** Begin INPUT FOR THIS TASK **

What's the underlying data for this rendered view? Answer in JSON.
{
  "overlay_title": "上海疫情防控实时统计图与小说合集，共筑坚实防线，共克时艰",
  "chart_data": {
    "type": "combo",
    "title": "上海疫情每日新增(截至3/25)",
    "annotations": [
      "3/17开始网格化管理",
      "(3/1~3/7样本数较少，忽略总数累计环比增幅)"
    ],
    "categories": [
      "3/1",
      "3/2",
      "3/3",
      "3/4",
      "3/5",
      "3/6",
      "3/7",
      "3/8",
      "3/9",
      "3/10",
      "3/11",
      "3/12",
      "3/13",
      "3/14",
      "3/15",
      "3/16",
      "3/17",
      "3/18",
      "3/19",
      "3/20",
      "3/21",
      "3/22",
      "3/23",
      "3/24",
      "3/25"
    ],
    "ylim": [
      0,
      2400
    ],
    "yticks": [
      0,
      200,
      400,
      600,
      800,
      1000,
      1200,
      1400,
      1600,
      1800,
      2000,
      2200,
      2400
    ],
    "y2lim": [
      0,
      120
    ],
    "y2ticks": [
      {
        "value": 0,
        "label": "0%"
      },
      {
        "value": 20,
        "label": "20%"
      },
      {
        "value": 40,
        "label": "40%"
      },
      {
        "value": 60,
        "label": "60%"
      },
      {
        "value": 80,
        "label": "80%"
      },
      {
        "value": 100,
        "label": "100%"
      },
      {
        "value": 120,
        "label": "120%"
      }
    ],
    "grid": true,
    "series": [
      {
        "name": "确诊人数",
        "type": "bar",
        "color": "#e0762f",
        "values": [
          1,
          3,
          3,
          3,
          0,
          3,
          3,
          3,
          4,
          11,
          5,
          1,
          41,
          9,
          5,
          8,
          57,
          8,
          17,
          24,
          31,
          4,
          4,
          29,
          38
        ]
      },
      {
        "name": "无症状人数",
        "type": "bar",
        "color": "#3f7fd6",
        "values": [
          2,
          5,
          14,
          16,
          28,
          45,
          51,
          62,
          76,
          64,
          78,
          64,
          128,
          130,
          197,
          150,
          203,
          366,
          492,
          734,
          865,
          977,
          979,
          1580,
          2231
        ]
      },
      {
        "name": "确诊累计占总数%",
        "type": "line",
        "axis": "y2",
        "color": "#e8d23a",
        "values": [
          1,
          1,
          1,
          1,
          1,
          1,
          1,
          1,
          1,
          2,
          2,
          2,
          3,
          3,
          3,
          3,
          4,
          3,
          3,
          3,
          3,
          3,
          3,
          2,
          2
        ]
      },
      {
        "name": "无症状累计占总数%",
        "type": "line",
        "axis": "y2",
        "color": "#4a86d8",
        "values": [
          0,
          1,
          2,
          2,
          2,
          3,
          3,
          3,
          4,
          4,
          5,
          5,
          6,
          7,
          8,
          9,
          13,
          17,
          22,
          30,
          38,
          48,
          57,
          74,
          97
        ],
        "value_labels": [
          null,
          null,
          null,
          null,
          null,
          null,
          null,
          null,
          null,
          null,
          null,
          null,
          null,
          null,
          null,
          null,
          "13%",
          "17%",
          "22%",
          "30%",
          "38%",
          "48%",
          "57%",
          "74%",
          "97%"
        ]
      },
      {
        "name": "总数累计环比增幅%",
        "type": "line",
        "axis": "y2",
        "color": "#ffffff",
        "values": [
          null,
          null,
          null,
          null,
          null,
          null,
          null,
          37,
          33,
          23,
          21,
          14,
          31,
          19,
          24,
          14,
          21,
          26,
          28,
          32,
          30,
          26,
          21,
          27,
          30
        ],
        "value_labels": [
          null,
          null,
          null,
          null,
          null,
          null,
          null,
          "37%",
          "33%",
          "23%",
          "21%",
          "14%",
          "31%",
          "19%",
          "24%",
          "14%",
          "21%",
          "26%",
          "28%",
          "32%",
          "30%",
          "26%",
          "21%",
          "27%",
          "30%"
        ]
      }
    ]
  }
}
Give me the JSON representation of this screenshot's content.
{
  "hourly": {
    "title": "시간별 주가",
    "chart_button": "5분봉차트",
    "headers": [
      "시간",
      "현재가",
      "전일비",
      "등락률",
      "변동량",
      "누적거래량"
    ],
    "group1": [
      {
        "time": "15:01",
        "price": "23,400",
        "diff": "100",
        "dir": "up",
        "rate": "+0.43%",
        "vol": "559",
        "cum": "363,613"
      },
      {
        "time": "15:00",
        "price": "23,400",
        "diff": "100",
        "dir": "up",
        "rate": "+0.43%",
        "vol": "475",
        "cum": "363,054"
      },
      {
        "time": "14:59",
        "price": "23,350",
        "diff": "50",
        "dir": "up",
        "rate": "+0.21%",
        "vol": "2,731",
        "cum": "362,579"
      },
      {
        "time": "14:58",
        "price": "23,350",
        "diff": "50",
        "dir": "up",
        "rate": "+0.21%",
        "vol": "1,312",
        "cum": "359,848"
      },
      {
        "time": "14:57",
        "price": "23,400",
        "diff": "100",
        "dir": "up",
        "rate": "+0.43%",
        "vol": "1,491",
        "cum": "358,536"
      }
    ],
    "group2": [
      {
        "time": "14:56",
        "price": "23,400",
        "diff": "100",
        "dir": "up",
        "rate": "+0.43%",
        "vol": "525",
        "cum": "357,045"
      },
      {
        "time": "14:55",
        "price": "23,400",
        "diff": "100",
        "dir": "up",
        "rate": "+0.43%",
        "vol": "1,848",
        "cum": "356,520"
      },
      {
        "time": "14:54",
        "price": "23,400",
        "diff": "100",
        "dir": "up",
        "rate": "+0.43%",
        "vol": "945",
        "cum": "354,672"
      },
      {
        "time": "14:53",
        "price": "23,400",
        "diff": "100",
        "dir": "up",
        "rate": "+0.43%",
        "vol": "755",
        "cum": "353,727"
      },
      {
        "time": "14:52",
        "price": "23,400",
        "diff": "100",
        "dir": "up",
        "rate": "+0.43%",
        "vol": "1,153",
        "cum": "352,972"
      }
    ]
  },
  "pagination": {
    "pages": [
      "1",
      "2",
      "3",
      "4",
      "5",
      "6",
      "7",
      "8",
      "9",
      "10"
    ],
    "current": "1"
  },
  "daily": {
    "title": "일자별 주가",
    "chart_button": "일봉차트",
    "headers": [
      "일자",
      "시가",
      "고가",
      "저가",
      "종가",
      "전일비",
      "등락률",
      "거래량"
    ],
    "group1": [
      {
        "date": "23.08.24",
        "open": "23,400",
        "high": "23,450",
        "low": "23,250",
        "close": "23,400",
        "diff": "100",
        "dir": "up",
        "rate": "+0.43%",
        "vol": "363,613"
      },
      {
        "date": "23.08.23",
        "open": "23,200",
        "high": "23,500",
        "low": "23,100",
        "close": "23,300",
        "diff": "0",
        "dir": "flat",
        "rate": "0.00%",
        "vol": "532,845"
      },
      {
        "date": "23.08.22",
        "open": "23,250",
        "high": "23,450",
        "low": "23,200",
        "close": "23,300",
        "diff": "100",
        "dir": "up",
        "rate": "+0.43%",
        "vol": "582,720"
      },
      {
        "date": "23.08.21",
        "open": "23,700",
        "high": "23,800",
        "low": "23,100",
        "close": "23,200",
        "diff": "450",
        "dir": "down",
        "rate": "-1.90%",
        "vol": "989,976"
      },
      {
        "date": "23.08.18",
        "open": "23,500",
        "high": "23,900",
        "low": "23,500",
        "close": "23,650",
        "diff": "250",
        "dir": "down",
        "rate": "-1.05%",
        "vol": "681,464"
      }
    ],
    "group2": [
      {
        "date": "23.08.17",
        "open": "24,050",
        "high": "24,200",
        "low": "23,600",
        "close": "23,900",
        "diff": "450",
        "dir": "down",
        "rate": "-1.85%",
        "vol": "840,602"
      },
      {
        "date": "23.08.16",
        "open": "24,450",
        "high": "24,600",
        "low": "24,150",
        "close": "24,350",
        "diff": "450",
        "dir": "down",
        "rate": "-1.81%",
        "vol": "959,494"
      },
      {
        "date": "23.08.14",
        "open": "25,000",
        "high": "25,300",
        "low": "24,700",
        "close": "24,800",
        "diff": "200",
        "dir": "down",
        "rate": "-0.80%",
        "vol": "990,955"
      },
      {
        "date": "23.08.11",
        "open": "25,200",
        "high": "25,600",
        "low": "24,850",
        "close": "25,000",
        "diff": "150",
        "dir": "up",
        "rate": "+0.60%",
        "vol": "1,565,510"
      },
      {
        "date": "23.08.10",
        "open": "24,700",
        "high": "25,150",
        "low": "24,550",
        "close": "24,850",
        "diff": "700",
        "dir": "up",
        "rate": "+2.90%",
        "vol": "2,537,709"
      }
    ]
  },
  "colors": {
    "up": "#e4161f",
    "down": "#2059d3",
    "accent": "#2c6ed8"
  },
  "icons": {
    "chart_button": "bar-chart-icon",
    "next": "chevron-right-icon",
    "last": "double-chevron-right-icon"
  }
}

** End INPUT FOR THIS TASK **

> [PROBLEM STATEMENT]:
Return every line above that contains the word "date".

> [RESPONSE FOR THIS EXERCISE]:
        "date": "23.08.24",
        "date": "23.08.23",
        "date": "23.08.22",
        "date": "23.08.21",
        "date": "23.08.18",
        "date": "23.08.17",
        "date": "23.08.16",
        "date": "23.08.14",
        "date": "23.08.11",
        "date": "23.08.10",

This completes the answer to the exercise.